┌────────
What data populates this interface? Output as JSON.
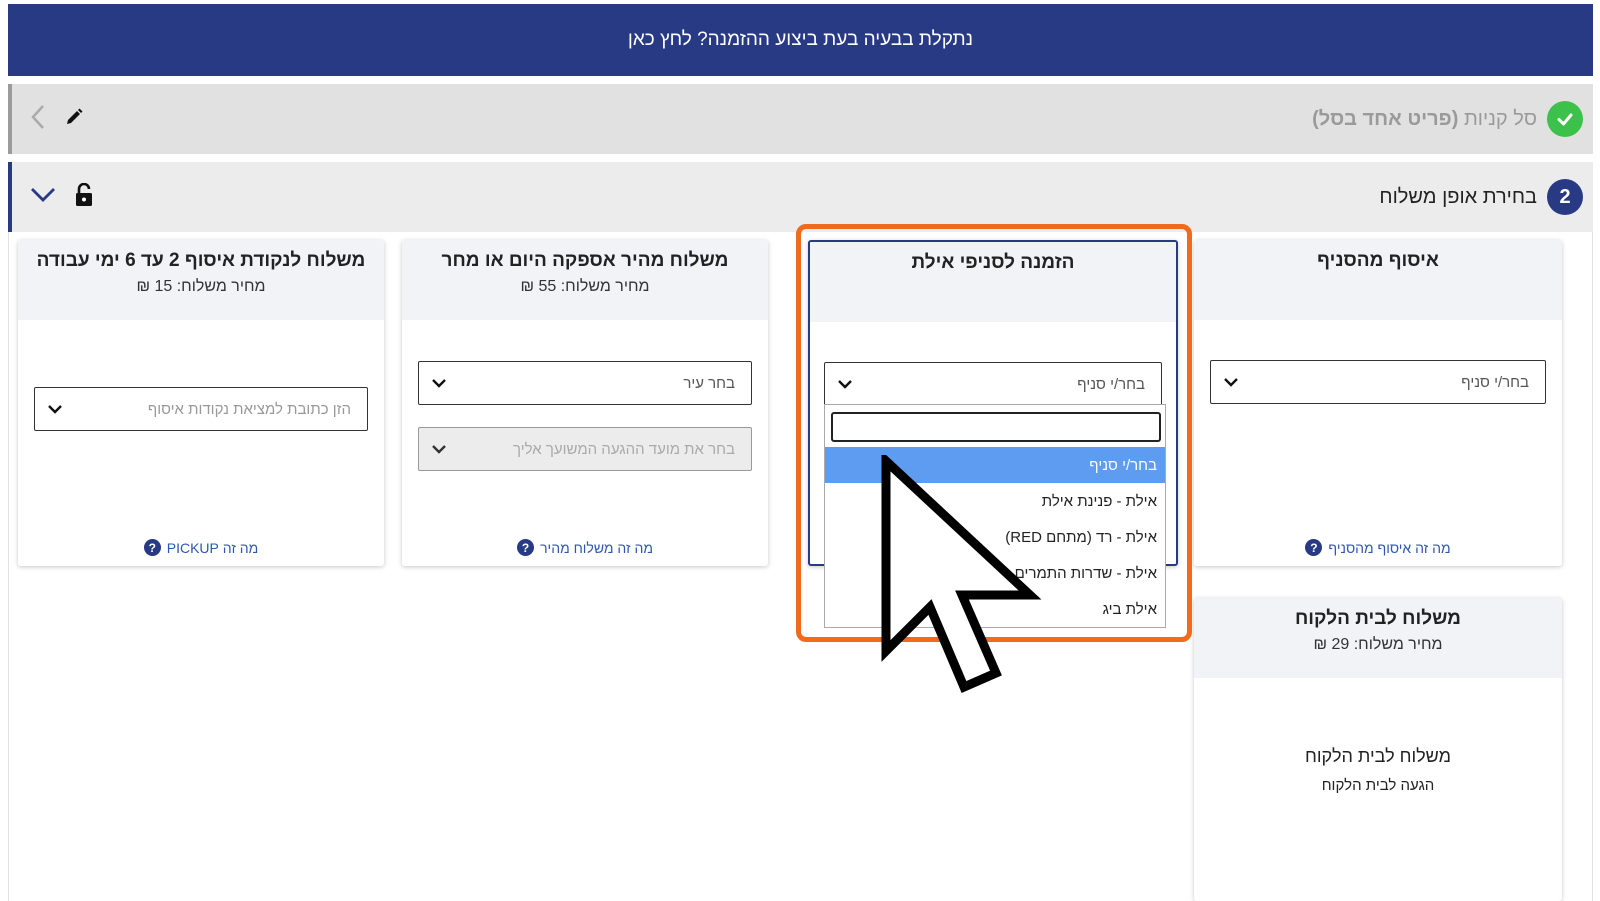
{
  "banner": {
    "text": "נתקלת בבעיה בעת ביצוע ההזמנה? לחץ כאן"
  },
  "step1": {
    "title": "סל קניות",
    "subtitle": "(פריט אחד בסל)"
  },
  "step2": {
    "number": "2",
    "title": "בחירת אופן משלוח"
  },
  "cards": {
    "pickup_point": {
      "title": "משלוח לנקודת איסוף 2 עד 6 ימי עבודה",
      "price": "מחיר משלוח: 15 ₪",
      "select_placeholder": "הזן כתובת למציאת נקודות איסוף",
      "help": "מה זה PICKUP"
    },
    "express": {
      "title": "משלוח מהיר אספקה היום או מחר",
      "price": "מחיר משלוח: 55 ₪",
      "city_placeholder": "בחר עיר",
      "time_placeholder": "בחר את מועד ההגעה המשועך אליך",
      "help": "מה זה משלוח מהיר"
    },
    "eilat": {
      "title": "הזמנה לסניפי אילת",
      "select_value": "בחר/י סניף"
    },
    "branch_pickup": {
      "title": "איסוף מהסניף",
      "select_value": "בחר/י סניף",
      "help": "מה זה איסוף מהסניף"
    },
    "home_delivery": {
      "title": "משלוח לבית הלקוח",
      "price": "מחיר משלוח: 29 ₪",
      "body_title": "משלוח לבית הלקוח",
      "body_sub": "הגעה לבית הלקוח"
    }
  },
  "dropdown": {
    "items": [
      "בחר/י סניף",
      "אילת - פנינת אילת",
      "אילת - רד (מתחם RED)",
      "אילת - שדרות התמרים",
      "אילת ביג"
    ]
  },
  "colors": {
    "navy": "#283a84",
    "accent": "#f26a1b",
    "success": "#3cc24a",
    "selected": "#5e9cf2"
  }
}
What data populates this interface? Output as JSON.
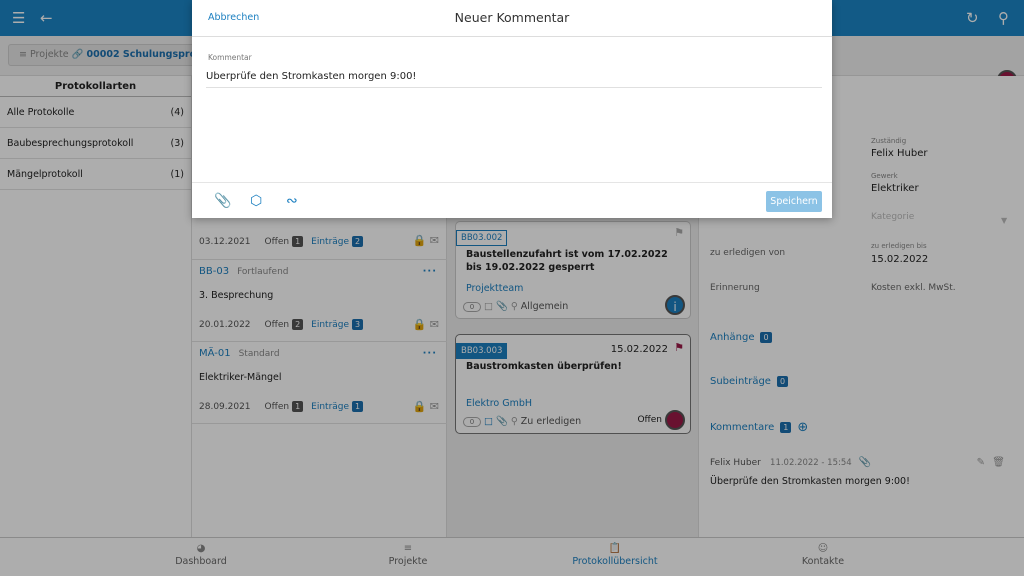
{
  "header": {
    "menu_icon": "menu-icon",
    "back_icon": "arrow-left-icon",
    "sync_icon": "sync-icon",
    "search_icon": "search-icon"
  },
  "breadcrumb": {
    "projects": "Projekte",
    "project": "00002 Schulungsproj"
  },
  "protocol_types": {
    "title": "Protokollarten",
    "items": [
      {
        "label": "Alle Protokolle",
        "count": "(4)"
      },
      {
        "label": "Baubesprechungsprotokoll",
        "count": "(3)"
      },
      {
        "label": "Mängelprotokoll",
        "count": "(1)"
      }
    ]
  },
  "protocols": [
    {
      "code": "",
      "kind": "",
      "title": "",
      "date": "03.12.2021",
      "open_label": "Offen",
      "open": "1",
      "entries_label": "Einträge",
      "entries": "2"
    },
    {
      "code": "BB-03",
      "kind": "Fortlaufend",
      "title": "3. Besprechung",
      "date": "20.01.2022",
      "open_label": "Offen",
      "open": "2",
      "entries_label": "Einträge",
      "entries": "3"
    },
    {
      "code": "MÄ-01",
      "kind": "Standard",
      "title": "Elektriker-Mängel",
      "date": "28.09.2021",
      "open_label": "Offen",
      "open": "1",
      "entries_label": "Einträge",
      "entries": "1"
    }
  ],
  "entries": [
    {
      "code": "BB03.002",
      "title": "Baustellenzufahrt ist vom 17.02.2022 bis 19.02.2022 gesperrt",
      "team": "Projektteam",
      "count": "0",
      "status": "Allgemein",
      "date": "",
      "state": ""
    },
    {
      "code": "BB03.003",
      "title": "Baustromkasten überprüfen!",
      "team": "Elektro GmbH",
      "count": "0",
      "status": "Zu erledigen",
      "date": "15.02.2022",
      "state": "Offen"
    }
  ],
  "details": {
    "responsible_label": "Zuständig",
    "responsible": "Felix Huber",
    "trade_label": "Gewerk",
    "trade": "Elektriker",
    "category_label": "Kategorie",
    "done_by_label": "zu erledigen von",
    "due_label": "zu erledigen bis",
    "due": "15.02.2022",
    "reminder_label": "Erinnerung",
    "costs_label": "Kosten exkl. MwSt.",
    "attachments_label": "Anhänge",
    "attachments": "0",
    "subentries_label": "Subeinträge",
    "subentries": "0",
    "comments_label": "Kommentare",
    "comments": "1",
    "comment": {
      "author": "Felix Huber",
      "time": "11.02.2022 - 15:54",
      "text": "Überprüfe den Stromkasten morgen 9:00!"
    }
  },
  "bottom_nav": [
    {
      "label": "Dashboard",
      "icon": "dashboard-icon"
    },
    {
      "label": "Projekte",
      "icon": "list-icon"
    },
    {
      "label": "Protokollübersicht",
      "icon": "clipboard-icon"
    },
    {
      "label": "Kontakte",
      "icon": "person-icon"
    }
  ],
  "modal": {
    "cancel": "Abbrechen",
    "title": "Neuer Kommentar",
    "field_label": "Kommentar",
    "field_value": "Überprüfe den Stromkasten morgen 9:00!",
    "save": "Speichern"
  },
  "colors": {
    "primary": "#1b85c6",
    "link": "#1b7fc0",
    "status_dot": "#9b1a48",
    "save_disabled": "#8cc3e6"
  }
}
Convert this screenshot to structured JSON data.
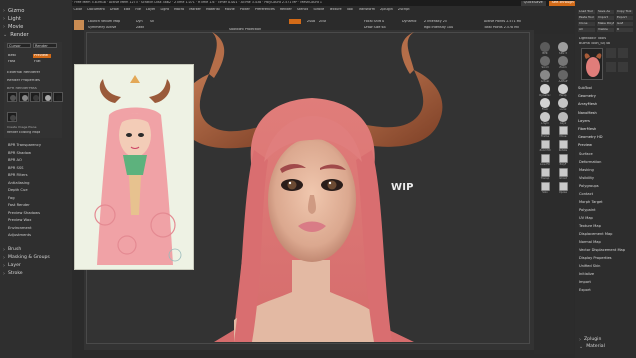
{
  "title_bar": {
    "app_info": "ZBrush 4R7 P3 (x64) · ZBrush Document · Free Mem 5.839GB · Active Mem 1273 · Scratch Disk 3862 · ZTime 1.071 · RTime 1.6 · Timer 0.001 · ATime 3.438 · PolyCount 2.571 MP · MeshCount 1",
    "quicksave": "QuickSave",
    "see_through": "See-through 0",
    "menus_btn": "Menus",
    "default_script": "DefaultZScript"
  },
  "menu_bar": [
    "Alpha",
    "Brush",
    "Color",
    "Document",
    "Draw",
    "Edit",
    "File",
    "Layer",
    "Light",
    "Macro",
    "Marker",
    "Material",
    "Movie",
    "Picker",
    "Preferences",
    "Render",
    "Stencil",
    "Stroke",
    "Texture",
    "Tool",
    "Transform",
    "Zplugin",
    "Zscript"
  ],
  "left_panel": {
    "sections": [
      "Gizmo",
      "Light",
      "Movie",
      "Render"
    ],
    "render_tabs": [
      "Cursor",
      "Render",
      "Best",
      "Preview",
      "Fast",
      "Flat"
    ],
    "render_items": [
      "External Renderer",
      "Render Properties",
      "BPR RenderPass"
    ],
    "render_icons": [
      "Shadow",
      "Depth",
      "AO",
      "Mask",
      "SSS",
      "Floor"
    ],
    "render_bpr_buttons": [
      "Create Image Plane",
      "Render Existing Maps"
    ],
    "sub_items": [
      "BPR Transparency",
      "BPR Shadow",
      "BPR AO",
      "BPR SSS",
      "BPR Filters",
      "Antialiasing",
      "Depth Cue",
      "Fog",
      "Fast Render",
      "Preview Shadows",
      "Preview Wax",
      "Environment",
      "Adjustments"
    ],
    "bottom_sections": [
      "Brush",
      "Masking & Groups",
      "Layer",
      "Stroke"
    ]
  },
  "toolbar": {
    "items": [
      "Launch Vellum Map",
      "Dyn",
      "Sk",
      "Symmetry Active",
      "Zadd",
      "Zsub",
      "Zcut",
      "Focal Shift 0",
      "Draw Size 64",
      "Dynamic",
      "Z Intensity 25",
      "Rgb Intensity 100",
      "Active Points 2.571 Mil",
      "Total Points 2.578 Mil"
    ],
    "spotlight": "Spotlight Projection",
    "coords": "-1.452, 0.452, 0.399"
  },
  "canvas": {
    "wip_label": "WIP"
  },
  "right_shelf": {
    "buttons": [
      "BPR",
      "SPix 3",
      "Scroll",
      "Zoom",
      "Actual",
      "AAHalf",
      "Dynamic",
      "Persp",
      "Floor",
      "Local",
      "L.Sym",
      "Gxyz",
      "Frame",
      "Move",
      "Zoom3D",
      "Rotate",
      "Line Fill",
      "PolyF",
      "Transp",
      "Ghost",
      "Solo",
      "Xpose"
    ]
  },
  "right_panel": {
    "header": [
      "Load Tool",
      "Save As",
      "Copy Tool",
      "Paste Tool",
      "Import",
      "Export",
      "Clone",
      "Make PolyMesh3D",
      "GoZ",
      "All",
      "Visible",
      "R"
    ],
    "tool_name": "LightBox> Tools",
    "tool_current": "Bulma Toon_Sq 48",
    "subtools": [
      "SubTool",
      "Geometry",
      "ArrayMesh",
      "NanoMesh",
      "Layers",
      "FiberMesh",
      "Geometry HD",
      "Preview"
    ],
    "items": [
      "Surface",
      "Deformation",
      "Masking",
      "Visibility",
      "Polygroups",
      "Contact",
      "Morph Target",
      "Polypaint",
      "UV Map",
      "Texture Map",
      "Displacement Map",
      "Normal Map",
      "Vector Displacement Map",
      "Display Properties",
      "Unified Skin",
      "Initialize",
      "Import",
      "Export"
    ],
    "bottom": [
      "Zplugin",
      "Material"
    ],
    "bottom_sub": [
      "Load",
      "Save",
      "LightBox> Materials",
      "SkinShade4 48"
    ]
  },
  "colors": {
    "accent": "#d26a17",
    "hair": "#e0807a",
    "horn": "#a85b38",
    "skin": "#e7b49b",
    "bg": "#333333"
  }
}
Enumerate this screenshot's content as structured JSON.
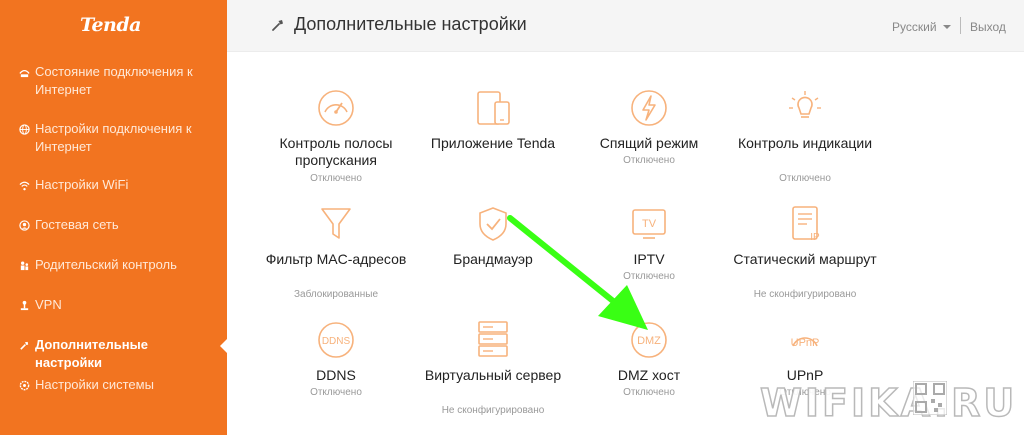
└────────
Exercise requirements = Gather and copy every line of the data in which the string "מהסניף" is found.

Exercise response =
      "title": "איסוף מהסניף",
      "help": "מה זה איסוף מהסניף"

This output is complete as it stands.